How many lines of the data include the string "Tribes"? State the number and nothing else.

+++++

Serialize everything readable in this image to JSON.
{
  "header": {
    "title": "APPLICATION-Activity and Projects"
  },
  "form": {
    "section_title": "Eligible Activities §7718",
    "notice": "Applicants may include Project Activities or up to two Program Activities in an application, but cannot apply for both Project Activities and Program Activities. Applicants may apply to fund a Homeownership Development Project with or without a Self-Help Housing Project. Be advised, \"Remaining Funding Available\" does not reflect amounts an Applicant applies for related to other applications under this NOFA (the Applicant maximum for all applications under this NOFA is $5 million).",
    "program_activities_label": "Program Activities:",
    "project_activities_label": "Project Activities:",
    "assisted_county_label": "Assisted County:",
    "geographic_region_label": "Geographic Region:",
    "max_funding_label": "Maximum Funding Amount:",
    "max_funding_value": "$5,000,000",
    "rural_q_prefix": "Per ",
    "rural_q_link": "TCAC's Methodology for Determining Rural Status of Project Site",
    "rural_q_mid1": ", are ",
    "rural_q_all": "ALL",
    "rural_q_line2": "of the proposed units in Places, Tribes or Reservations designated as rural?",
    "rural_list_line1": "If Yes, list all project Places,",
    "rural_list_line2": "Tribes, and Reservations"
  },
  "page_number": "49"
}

+++++

RESPONSE TO THE TASK: 2